Figure data in JSON
<<<<
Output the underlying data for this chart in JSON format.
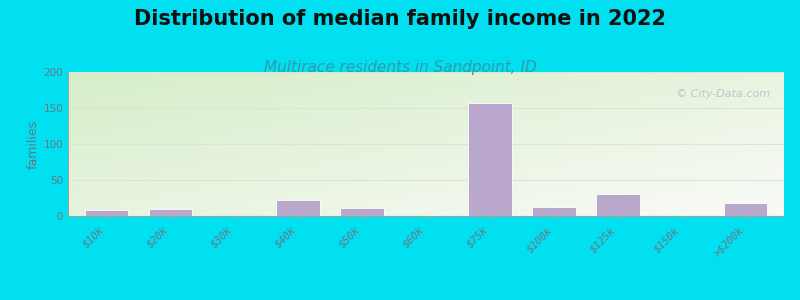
{
  "title": "Distribution of median family income in 2022",
  "subtitle": "Multirace residents in Sandpoint, ID",
  "watermark": "© City-Data.com",
  "categories": [
    "$10k",
    "$20k",
    "$30k",
    "$40k",
    "$50k",
    "$60k",
    "$75k",
    "$100k",
    "$125k",
    "$150k",
    ">$200k"
  ],
  "values": [
    8,
    10,
    0,
    22,
    11,
    0,
    157,
    12,
    30,
    0,
    18
  ],
  "bar_color": "#b9a8cc",
  "bar_edge_color": "#ffffff",
  "ylabel": "families",
  "ylim": [
    0,
    200
  ],
  "yticks": [
    0,
    50,
    100,
    150,
    200
  ],
  "background_outer": "#00e0f0",
  "background_inner_topleft": "#d6eec8",
  "background_inner_bottomright": "#f8f8f5",
  "title_fontsize": 15,
  "subtitle_fontsize": 11,
  "subtitle_color": "#3399aa",
  "watermark_color": "#b0bebe",
  "tick_label_fontsize": 7.5,
  "tick_label_color": "#667788",
  "ylabel_color": "#667788",
  "ylabel_fontsize": 9,
  "grid_color": "#d8e8d0",
  "axis_line_color": "#99aa99",
  "title_color": "#111111"
}
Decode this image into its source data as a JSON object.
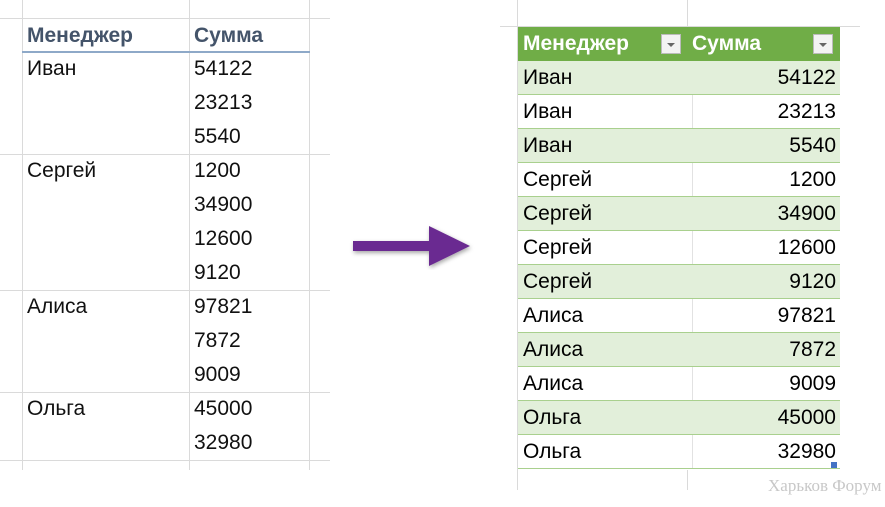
{
  "left_table": {
    "headers": [
      "Менеджер",
      "Сумма"
    ],
    "groups": [
      {
        "manager": "Иван",
        "values": [
          "54122",
          "23213",
          "5540"
        ]
      },
      {
        "manager": "Сергей",
        "values": [
          "1200",
          "34900",
          "12600",
          "9120"
        ]
      },
      {
        "manager": "Алиса",
        "values": [
          "97821",
          "7872",
          "9009"
        ]
      },
      {
        "manager": "Ольга",
        "values": [
          "45000",
          "32980"
        ]
      }
    ]
  },
  "right_table": {
    "headers": [
      "Менеджер",
      "Сумма"
    ],
    "header_color": "#70ad47",
    "band_color": "#e2efda",
    "rows": [
      [
        "Иван",
        "54122"
      ],
      [
        "Иван",
        "23213"
      ],
      [
        "Иван",
        "5540"
      ],
      [
        "Сергей",
        "1200"
      ],
      [
        "Сергей",
        "34900"
      ],
      [
        "Сергей",
        "12600"
      ],
      [
        "Сергей",
        "9120"
      ],
      [
        "Алиса",
        "97821"
      ],
      [
        "Алиса",
        "7872"
      ],
      [
        "Алиса",
        "9009"
      ],
      [
        "Ольга",
        "45000"
      ],
      [
        "Ольга",
        "32980"
      ]
    ]
  },
  "arrow": {
    "icon": "arrow-right-icon",
    "color": "#6b2c91"
  },
  "watermark": "Харьков Форум"
}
>>>>
Short task –
Without including any pictures, please restate all the records exactly.

Response to this task –
Output the underlying data for this chart in JSON format.
{
  "title": "Distribution of median family income in 2022",
  "subtitle": "Multirace residents in Sandpoint, ID",
  "watermark": "© City-Data.com",
  "categories": [
    "$10k",
    "$20k",
    "$30k",
    "$40k",
    "$50k",
    "$60k",
    "$75k",
    "$100k",
    "$125k",
    "$150k",
    ">$200k"
  ],
  "values": [
    8,
    10,
    0,
    22,
    11,
    0,
    157,
    12,
    30,
    0,
    18
  ],
  "bar_color": "#b9a8cc",
  "bar_edge_color": "#ffffff",
  "ylabel": "families",
  "ylim": [
    0,
    200
  ],
  "yticks": [
    0,
    50,
    100,
    150,
    200
  ],
  "background_outer": "#00e0f0",
  "background_inner_topleft": "#d6eec8",
  "background_inner_bottomright": "#f8f8f5",
  "title_fontsize": 15,
  "subtitle_fontsize": 11,
  "subtitle_color": "#3399aa",
  "watermark_color": "#b0bebe",
  "tick_label_fontsize": 7.5,
  "tick_label_color": "#667788",
  "ylabel_color": "#667788",
  "ylabel_fontsize": 9,
  "grid_color": "#d8e8d0",
  "axis_line_color": "#99aa99",
  "title_color": "#111111"
}
Decode this image into its source data as a JSON object.
{
  "left_table": {
    "headers": [
      "Менеджер",
      "Сумма"
    ],
    "groups": [
      {
        "manager": "Иван",
        "values": [
          "54122",
          "23213",
          "5540"
        ]
      },
      {
        "manager": "Сергей",
        "values": [
          "1200",
          "34900",
          "12600",
          "9120"
        ]
      },
      {
        "manager": "Алиса",
        "values": [
          "97821",
          "7872",
          "9009"
        ]
      },
      {
        "manager": "Ольга",
        "values": [
          "45000",
          "32980"
        ]
      }
    ]
  },
  "right_table": {
    "headers": [
      "Менеджер",
      "Сумма"
    ],
    "header_color": "#70ad47",
    "band_color": "#e2efda",
    "rows": [
      [
        "Иван",
        "54122"
      ],
      [
        "Иван",
        "23213"
      ],
      [
        "Иван",
        "5540"
      ],
      [
        "Сергей",
        "1200"
      ],
      [
        "Сергей",
        "34900"
      ],
      [
        "Сергей",
        "12600"
      ],
      [
        "Сергей",
        "9120"
      ],
      [
        "Алиса",
        "97821"
      ],
      [
        "Алиса",
        "7872"
      ],
      [
        "Алиса",
        "9009"
      ],
      [
        "Ольга",
        "45000"
      ],
      [
        "Ольга",
        "32980"
      ]
    ]
  },
  "arrow": {
    "icon": "arrow-right-icon",
    "color": "#6b2c91"
  },
  "watermark": "Харьков Форум"
}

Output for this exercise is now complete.